Goal: Comb through the entries for "врачей" and pull out each line that holds it.

Extracted information:
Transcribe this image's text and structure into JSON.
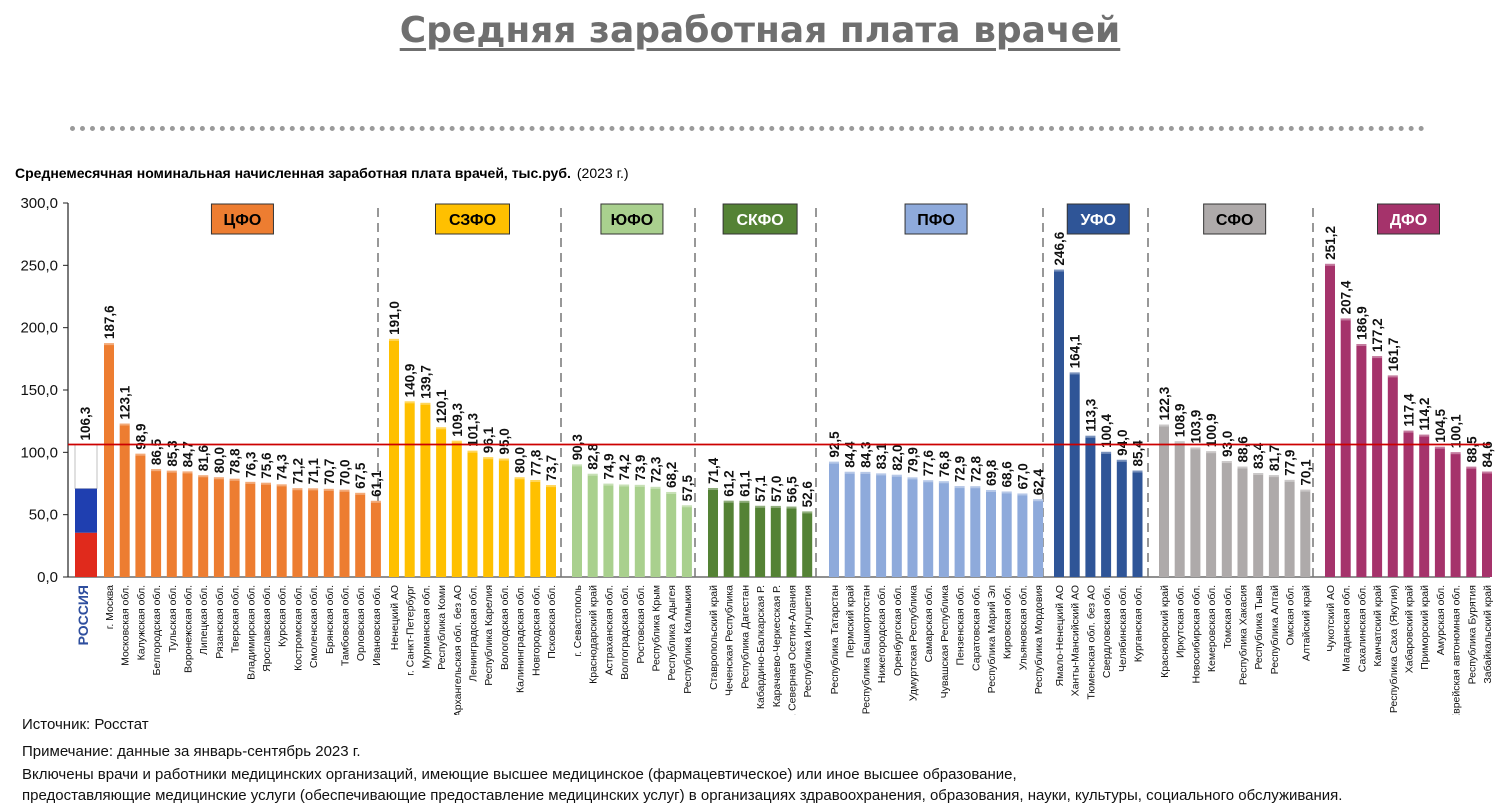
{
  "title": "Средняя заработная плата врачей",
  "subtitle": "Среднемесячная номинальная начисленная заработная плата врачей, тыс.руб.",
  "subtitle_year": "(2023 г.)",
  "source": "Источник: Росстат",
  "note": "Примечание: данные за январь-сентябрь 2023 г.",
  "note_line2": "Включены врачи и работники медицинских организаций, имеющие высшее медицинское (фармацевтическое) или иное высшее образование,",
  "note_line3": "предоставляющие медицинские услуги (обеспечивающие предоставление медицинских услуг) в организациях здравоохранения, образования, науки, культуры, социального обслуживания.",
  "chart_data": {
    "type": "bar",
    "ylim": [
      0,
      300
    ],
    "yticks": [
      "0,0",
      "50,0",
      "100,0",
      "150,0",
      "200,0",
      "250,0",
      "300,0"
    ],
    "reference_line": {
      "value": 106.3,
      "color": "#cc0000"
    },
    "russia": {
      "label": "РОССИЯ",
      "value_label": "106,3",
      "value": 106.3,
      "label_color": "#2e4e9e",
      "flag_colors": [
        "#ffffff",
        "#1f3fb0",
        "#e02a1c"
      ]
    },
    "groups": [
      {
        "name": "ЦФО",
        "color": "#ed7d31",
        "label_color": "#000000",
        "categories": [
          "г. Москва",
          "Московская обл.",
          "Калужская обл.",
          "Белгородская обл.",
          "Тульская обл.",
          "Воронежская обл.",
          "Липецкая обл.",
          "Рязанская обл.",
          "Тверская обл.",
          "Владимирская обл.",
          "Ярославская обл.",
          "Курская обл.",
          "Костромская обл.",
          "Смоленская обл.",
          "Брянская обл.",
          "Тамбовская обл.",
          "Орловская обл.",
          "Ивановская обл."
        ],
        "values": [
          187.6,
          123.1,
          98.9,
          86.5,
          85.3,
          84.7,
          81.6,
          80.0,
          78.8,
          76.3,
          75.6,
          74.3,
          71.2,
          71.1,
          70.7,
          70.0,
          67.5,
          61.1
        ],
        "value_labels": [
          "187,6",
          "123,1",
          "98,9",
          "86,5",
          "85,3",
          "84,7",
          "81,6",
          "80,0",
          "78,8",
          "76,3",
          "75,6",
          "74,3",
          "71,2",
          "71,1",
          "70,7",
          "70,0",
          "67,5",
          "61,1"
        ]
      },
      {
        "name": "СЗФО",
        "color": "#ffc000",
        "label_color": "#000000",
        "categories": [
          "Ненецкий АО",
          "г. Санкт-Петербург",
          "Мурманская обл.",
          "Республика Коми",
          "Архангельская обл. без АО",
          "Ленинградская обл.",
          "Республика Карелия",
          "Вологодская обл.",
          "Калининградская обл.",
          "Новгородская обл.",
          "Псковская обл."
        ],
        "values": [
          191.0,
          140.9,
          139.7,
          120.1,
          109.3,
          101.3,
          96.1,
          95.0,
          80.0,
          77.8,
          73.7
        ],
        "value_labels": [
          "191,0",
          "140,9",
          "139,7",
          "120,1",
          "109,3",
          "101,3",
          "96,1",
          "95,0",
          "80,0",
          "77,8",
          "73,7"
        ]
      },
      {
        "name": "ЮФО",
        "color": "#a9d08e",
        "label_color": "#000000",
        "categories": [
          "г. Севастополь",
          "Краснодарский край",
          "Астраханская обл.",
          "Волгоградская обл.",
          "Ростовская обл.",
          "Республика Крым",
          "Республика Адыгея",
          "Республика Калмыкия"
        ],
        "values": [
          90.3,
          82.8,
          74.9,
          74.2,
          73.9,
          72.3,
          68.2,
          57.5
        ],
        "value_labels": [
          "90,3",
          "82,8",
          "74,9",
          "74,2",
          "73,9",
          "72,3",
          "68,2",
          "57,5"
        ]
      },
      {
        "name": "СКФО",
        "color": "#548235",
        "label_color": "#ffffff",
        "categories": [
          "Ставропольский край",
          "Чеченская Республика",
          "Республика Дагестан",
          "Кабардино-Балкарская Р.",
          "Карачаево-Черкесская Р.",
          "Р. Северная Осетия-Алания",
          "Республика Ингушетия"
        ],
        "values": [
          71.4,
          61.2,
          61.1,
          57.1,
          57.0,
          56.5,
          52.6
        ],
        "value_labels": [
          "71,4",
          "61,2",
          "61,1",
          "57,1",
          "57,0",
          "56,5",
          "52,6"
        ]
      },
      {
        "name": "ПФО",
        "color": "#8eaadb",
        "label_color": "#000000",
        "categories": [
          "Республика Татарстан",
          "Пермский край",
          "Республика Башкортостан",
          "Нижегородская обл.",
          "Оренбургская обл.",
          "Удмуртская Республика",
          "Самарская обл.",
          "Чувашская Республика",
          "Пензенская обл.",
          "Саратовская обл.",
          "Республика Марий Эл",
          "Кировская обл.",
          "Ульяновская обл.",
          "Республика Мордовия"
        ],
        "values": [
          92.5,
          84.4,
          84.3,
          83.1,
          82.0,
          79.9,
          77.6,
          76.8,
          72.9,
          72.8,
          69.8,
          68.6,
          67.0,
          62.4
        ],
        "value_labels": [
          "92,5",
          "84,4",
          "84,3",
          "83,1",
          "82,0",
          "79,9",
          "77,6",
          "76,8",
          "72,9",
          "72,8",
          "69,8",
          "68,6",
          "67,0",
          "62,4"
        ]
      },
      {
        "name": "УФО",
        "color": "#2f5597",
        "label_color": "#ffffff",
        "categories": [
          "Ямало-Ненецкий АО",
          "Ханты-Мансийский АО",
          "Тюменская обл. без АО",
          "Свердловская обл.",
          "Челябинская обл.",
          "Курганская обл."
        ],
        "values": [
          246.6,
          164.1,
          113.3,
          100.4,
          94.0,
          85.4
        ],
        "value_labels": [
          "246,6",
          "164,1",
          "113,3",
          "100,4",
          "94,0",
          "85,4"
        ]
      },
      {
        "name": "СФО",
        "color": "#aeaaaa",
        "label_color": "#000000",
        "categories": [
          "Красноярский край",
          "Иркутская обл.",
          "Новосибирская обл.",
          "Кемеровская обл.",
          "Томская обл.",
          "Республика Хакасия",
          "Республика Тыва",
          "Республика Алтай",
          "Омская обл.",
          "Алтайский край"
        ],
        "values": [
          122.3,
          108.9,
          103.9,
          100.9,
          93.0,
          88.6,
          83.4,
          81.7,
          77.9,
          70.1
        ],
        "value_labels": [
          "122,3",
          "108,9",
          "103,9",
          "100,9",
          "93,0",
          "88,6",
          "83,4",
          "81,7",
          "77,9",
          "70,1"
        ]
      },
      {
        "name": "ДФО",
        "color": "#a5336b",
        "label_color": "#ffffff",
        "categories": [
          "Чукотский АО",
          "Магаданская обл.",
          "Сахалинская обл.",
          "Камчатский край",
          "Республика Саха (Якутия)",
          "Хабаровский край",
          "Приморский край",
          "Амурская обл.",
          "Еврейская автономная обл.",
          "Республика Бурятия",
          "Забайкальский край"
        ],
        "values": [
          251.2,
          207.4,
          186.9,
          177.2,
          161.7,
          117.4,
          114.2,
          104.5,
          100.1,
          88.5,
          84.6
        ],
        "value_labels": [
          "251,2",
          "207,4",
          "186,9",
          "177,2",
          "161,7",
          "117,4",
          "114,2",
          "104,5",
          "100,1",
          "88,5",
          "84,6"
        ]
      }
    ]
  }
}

Reply:
  "title": "Средняя заработная плата врачей",
  "subtitle": "Среднемесячная номинальная начисленная заработная плата врачей, тыс.руб.",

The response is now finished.